THE INPUT:
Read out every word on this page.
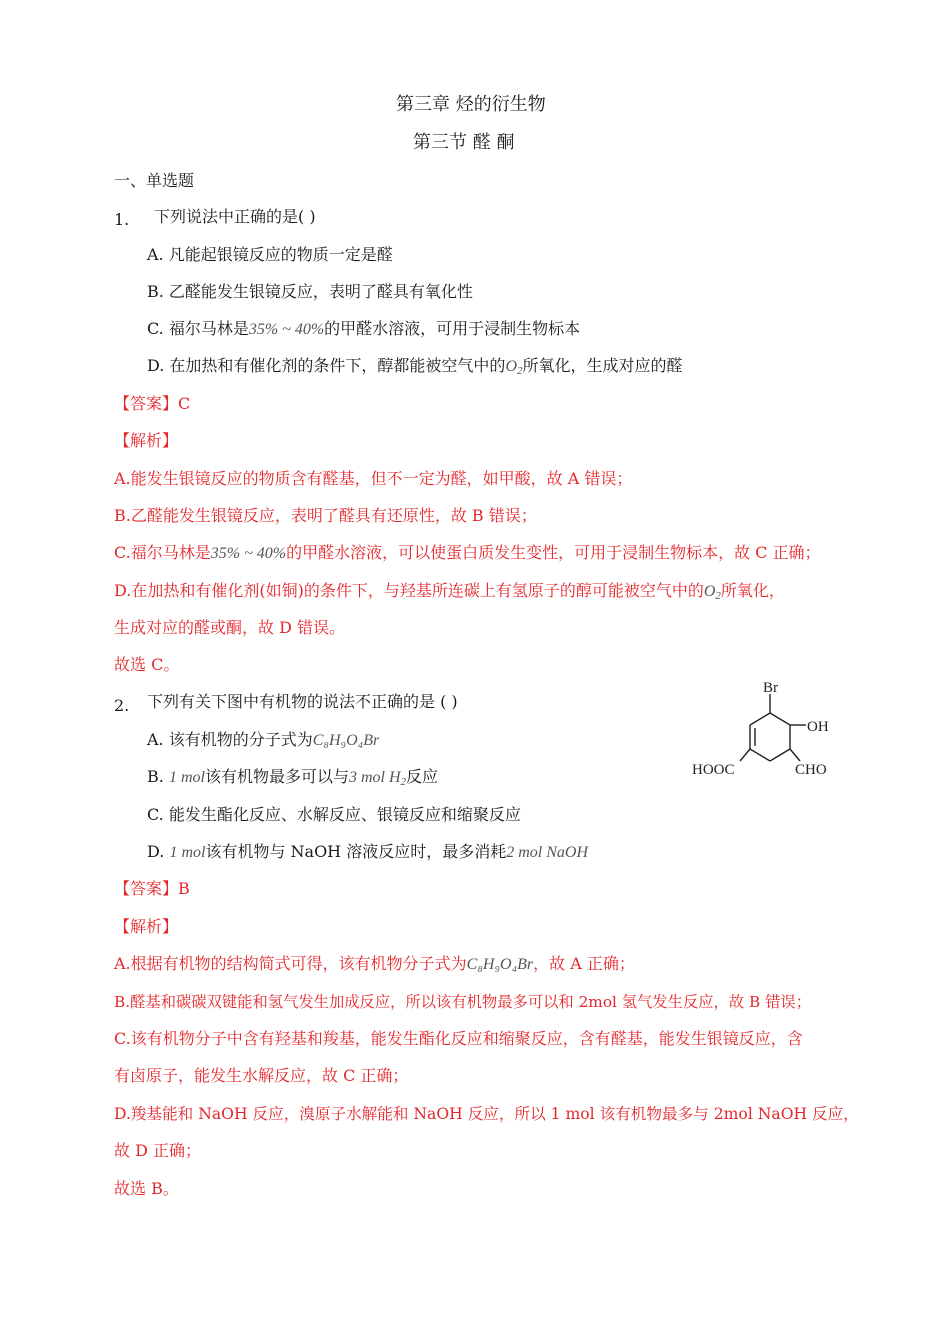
第三章 烃的衍生物
第三节 醛 酮
一、单选题
1. 下列说法中正确的是( )
A. 凡能起银镜反应的物质一定是醛
B. 乙醛能发生银镜反应，表明了醛具有氧化性
C. 福尔马林是35% ~ 40%的甲醛水溶液，可用于浸制生物标本
D. 在加热和有催化剂的条件下，醇都能被空气中的$O_2$所氧化，生成对应的醛
【答案】C
【解析】
A.能发生银镜反应的物质含有醛基，但不一定为醛，如甲酸，故 A 错误；
B.乙醛能发生银镜反应，表明了醛具有还原性，故 B 错误；
C.福尔马林是35% ~ 40%的甲醛水溶液，可以使蛋白质发生变性，可用于浸制生物标本，故 C 正确；
D.在加热和有催化剂(如铜)的条件下，与羟基所连碳上有氢原子的醇可能被空气中的$O_2$所氧化，
生成对应的醛或酮，故 D 错误。
故选 C。
2. 下列有关下图中有机物的说法不正确的是 ( )
A. 该有机物的分子式为C₈H₉O₄Br
B. 1 mol该有机物最多可以与3 mol $H_2$反应
C. 能发生酯化反应、水解反应、银镜反应和缩聚反应
D. 1 mol该有机物与 NaOH 溶液反应时，最多消耗2 mol NaOH
Br
OH
HOOC	CHO
【答案】B
【解析】
A.根据有机物的结构简式可得，该有机物分子式为C₈H₉O₄Br，故 A 正确；
B.醛基和碳碳双键能和氢气发生加成反应，所以该有机物最多可以和 2mol 氢气发生反应，故 B 错误；
C.该有机物分子中含有羟基和羧基，能发生酯化反应和缩聚反应，含有醛基，能发生银镜反应，含
有卤原子，能发生水解反应，故 C 正确；
D.羧基能和 NaOH 反应，溴原子水解能和 NaOH 反应，所以 1 mol 该有机物最多与 2mol NaOH 反应，
故 D 正确；
故选 B。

TASK: Without the pictures, reproduce every line of the records above exactly.

RIGHT ANSWER:
Read out every word on this page.
第三章 烃的衍生物
第三节 醛 酮
一、单选题
1. 下列说法中正确的是( )
A. 凡能起银镜反应的物质一定是醛
B. 乙醛能发生银镜反应，表明了醛具有氧化性
C. 福尔马林是35% ~ 40%的甲醛水溶液，可用于浸制生物标本
D. 在加热和有催化剂的条件下，醇都能被空气中的$O_2$所氧化，生成对应的醛
【答案】C
【解析】
A.能发生银镜反应的物质含有醛基，但不一定为醛，如甲酸，故 A 错误；
B.乙醛能发生银镜反应，表明了醛具有还原性，故 B 错误；
C.福尔马林是35% ~ 40%的甲醛水溶液，可以使蛋白质发生变性，可用于浸制生物标本，故 C 正确；
D.在加热和有催化剂(如铜)的条件下，与羟基所连碳上有氢原子的醇可能被空气中的$O_2$所氧化，
生成对应的醛或酮，故 D 错误。
故选 C。
2. 下列有关下图中有机物的说法不正确的是 ( )
A. 该有机物的分子式为C₈H₉O₄Br
B. 1 mol该有机物最多可以与3 mol $H_2$反应
C. 能发生酯化反应、水解反应、银镜反应和缩聚反应
D. 1 mol该有机物与 NaOH 溶液反应时，最多消耗2 mol NaOH
Br
OH
HOOC	CHO
【答案】B
【解析】
A.根据有机物的结构简式可得，该有机物分子式为C₈H₉O₄Br，故 A 正确；
B.醛基和碳碳双键能和氢气发生加成反应，所以该有机物最多可以和 2mol 氢气发生反应，故 B 错误；
C.该有机物分子中含有羟基和羧基，能发生酯化反应和缩聚反应，含有醛基，能发生银镜反应，含
有卤原子，能发生水解反应，故 C 正确；
D.羧基能和 NaOH 反应，溴原子水解能和 NaOH 反应，所以 1 mol 该有机物最多与 2mol NaOH 反应，
故 D 正确；
故选 B。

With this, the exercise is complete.